| TASK PROMPT |
All entries are to be given again verbatim.

| RAW DATA |
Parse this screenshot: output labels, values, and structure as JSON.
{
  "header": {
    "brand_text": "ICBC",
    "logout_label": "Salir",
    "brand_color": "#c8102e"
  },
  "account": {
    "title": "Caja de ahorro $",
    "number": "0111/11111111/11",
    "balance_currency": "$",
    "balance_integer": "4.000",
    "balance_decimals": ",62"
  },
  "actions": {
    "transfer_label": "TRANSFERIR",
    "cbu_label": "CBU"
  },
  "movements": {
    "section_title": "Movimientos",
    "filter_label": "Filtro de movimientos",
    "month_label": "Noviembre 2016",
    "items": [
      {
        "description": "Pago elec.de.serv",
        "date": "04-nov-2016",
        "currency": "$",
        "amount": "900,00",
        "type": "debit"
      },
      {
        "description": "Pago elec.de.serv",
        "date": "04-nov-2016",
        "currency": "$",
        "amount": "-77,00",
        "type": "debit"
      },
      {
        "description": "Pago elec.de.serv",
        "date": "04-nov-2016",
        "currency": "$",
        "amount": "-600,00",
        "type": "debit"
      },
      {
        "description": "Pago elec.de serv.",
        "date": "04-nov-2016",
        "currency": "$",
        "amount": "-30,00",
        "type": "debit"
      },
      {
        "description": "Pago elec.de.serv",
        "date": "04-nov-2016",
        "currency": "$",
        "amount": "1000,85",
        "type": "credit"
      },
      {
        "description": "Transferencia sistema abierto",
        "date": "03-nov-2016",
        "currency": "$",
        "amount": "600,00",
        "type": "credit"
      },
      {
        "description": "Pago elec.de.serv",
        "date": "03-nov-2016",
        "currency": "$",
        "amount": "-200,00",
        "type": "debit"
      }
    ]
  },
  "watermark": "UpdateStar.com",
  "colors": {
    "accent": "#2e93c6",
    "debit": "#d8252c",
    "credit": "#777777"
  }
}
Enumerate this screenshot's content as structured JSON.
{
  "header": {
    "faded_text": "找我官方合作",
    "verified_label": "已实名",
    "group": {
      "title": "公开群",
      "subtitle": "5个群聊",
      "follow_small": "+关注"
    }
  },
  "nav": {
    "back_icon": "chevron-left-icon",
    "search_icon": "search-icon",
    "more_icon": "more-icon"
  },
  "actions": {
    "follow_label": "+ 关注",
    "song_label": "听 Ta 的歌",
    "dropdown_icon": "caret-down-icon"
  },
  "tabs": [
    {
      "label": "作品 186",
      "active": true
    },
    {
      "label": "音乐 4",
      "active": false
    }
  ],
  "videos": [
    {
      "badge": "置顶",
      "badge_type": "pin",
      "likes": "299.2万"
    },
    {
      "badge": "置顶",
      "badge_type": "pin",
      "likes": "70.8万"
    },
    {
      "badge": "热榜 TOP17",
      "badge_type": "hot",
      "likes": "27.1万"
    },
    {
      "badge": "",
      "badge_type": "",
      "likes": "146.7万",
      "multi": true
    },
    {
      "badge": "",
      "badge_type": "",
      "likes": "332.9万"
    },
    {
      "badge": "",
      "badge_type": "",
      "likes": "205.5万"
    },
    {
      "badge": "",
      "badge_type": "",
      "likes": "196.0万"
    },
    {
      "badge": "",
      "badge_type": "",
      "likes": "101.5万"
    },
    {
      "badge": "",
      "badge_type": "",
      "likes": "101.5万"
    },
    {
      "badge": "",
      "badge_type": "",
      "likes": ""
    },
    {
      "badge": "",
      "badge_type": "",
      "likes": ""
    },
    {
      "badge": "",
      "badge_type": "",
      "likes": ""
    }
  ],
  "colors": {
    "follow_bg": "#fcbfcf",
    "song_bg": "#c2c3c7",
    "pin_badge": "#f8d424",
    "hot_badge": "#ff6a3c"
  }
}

| TASK RESULT |
Parse this screenshot: output labels, values, and structure as JSON.
{
  "header": {
    "brand_text": "ICBC",
    "logout_label": "Salir",
    "brand_color": "#c8102e"
  },
  "account": {
    "title": "Caja de ahorro $",
    "number": "0111/11111111/11",
    "balance_currency": "$",
    "balance_integer": "4.000",
    "balance_decimals": ",62"
  },
  "actions": {
    "transfer_label": "TRANSFERIR",
    "cbu_label": "CBU"
  },
  "movements": {
    "section_title": "Movimientos",
    "filter_label": "Filtro de movimientos",
    "month_label": "Noviembre 2016",
    "items": [
      {
        "description": "Pago elec.de.serv",
        "date": "04-nov-2016",
        "currency": "$",
        "amount": "900,00",
        "type": "debit"
      },
      {
        "description": "Pago elec.de.serv",
        "date": "04-nov-2016",
        "currency": "$",
        "amount": "-77,00",
        "type": "debit"
      },
      {
        "description": "Pago elec.de.serv",
        "date": "04-nov-2016",
        "currency": "$",
        "amount": "-600,00",
        "type": "debit"
      },
      {
        "description": "Pago elec.de serv.",
        "date": "04-nov-2016",
        "currency": "$",
        "amount": "-30,00",
        "type": "debit"
      },
      {
        "description": "Pago elec.de.serv",
        "date": "04-nov-2016",
        "currency": "$",
        "amount": "1000,85",
        "type": "credit"
      },
      {
        "description": "Transferencia sistema abierto",
        "date": "03-nov-2016",
        "currency": "$",
        "amount": "600,00",
        "type": "credit"
      },
      {
        "description": "Pago elec.de.serv",
        "date": "03-nov-2016",
        "currency": "$",
        "amount": "-200,00",
        "type": "debit"
      }
    ]
  },
  "watermark": "UpdateStar.com",
  "colors": {
    "accent": "#2e93c6",
    "debit": "#d8252c",
    "credit": "#777777"
  }
}
Enumerate this screenshot's content as structured JSON.
{
  "header": {
    "faded_text": "找我官方合作",
    "verified_label": "已实名",
    "group": {
      "title": "公开群",
      "subtitle": "5个群聊",
      "follow_small": "+关注"
    }
  },
  "nav": {
    "back_icon": "chevron-left-icon",
    "search_icon": "search-icon",
    "more_icon": "more-icon"
  },
  "actions": {
    "follow_label": "+ 关注",
    "song_label": "听 Ta 的歌",
    "dropdown_icon": "caret-down-icon"
  },
  "tabs": [
    {
      "label": "作品 186",
      "active": true
    },
    {
      "label": "音乐 4",
      "active": false
    }
  ],
  "videos": [
    {
      "badge": "置顶",
      "badge_type": "pin",
      "likes": "299.2万"
    },
    {
      "badge": "置顶",
      "badge_type": "pin",
      "likes": "70.8万"
    },
    {
      "badge": "热榜 TOP17",
      "badge_type": "hot",
      "likes": "27.1万"
    },
    {
      "badge": "",
      "badge_type": "",
      "likes": "146.7万",
      "multi": true
    },
    {
      "badge": "",
      "badge_type": "",
      "likes": "332.9万"
    },
    {
      "badge": "",
      "badge_type": "",
      "likes": "205.5万"
    },
    {
      "badge": "",
      "badge_type": "",
      "likes": "196.0万"
    },
    {
      "badge": "",
      "badge_type": "",
      "likes": "101.5万"
    },
    {
      "badge": "",
      "badge_type": "",
      "likes": "101.5万"
    },
    {
      "badge": "",
      "badge_type": "",
      "likes": ""
    },
    {
      "badge": "",
      "badge_type": "",
      "likes": ""
    },
    {
      "badge": "",
      "badge_type": "",
      "likes": ""
    }
  ],
  "colors": {
    "follow_bg": "#fcbfcf",
    "song_bg": "#c2c3c7",
    "pin_badge": "#f8d424",
    "hot_badge": "#ff6a3c"
  }
}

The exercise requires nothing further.